╭─ Input for this task
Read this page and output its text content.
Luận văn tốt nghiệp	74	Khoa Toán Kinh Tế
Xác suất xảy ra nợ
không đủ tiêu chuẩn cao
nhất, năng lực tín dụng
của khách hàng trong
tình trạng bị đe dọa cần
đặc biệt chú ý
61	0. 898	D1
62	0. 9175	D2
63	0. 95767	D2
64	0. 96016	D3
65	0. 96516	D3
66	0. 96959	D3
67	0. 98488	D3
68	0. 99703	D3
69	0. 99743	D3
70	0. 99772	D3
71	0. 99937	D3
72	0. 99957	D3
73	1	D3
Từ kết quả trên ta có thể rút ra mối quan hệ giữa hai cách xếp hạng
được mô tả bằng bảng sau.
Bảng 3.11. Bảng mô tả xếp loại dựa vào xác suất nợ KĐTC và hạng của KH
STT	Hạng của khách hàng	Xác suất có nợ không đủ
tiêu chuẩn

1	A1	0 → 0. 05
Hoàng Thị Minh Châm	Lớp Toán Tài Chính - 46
╰─
**Task**
Every line of the data above should be copied exactly.

**Exercise answer**
Read this page and output its text content.
Luận văn tốt nghiệp	74	Khoa Toán Kinh Tế
Xác suất xảy ra nợ
không đủ tiêu chuẩn cao
nhất, năng lực tín dụng
của khách hàng trong
tình trạng bị đe dọa cần
đặc biệt chú ý
61	0. 898	D1
62	0. 9175	D2
63	0. 95767	D2
64	0. 96016	D3
65	0. 96516	D3
66	0. 96959	D3
67	0. 98488	D3
68	0. 99703	D3
69	0. 99743	D3
70	0. 99772	D3
71	0. 99937	D3
72	0. 99957	D3
73	1	D3
Từ kết quả trên ta có thể rút ra mối quan hệ giữa hai cách xếp hạng
được mô tả bằng bảng sau.
Bảng 3.11. Bảng mô tả xếp loại dựa vào xác suất nợ KĐTC và hạng của KH
STT	Hạng của khách hàng	Xác suất có nợ không đủ
tiêu chuẩn

1	A1	0 → 0. 05
Hoàng Thị Minh Châm	Lớp Toán Tài Chính - 46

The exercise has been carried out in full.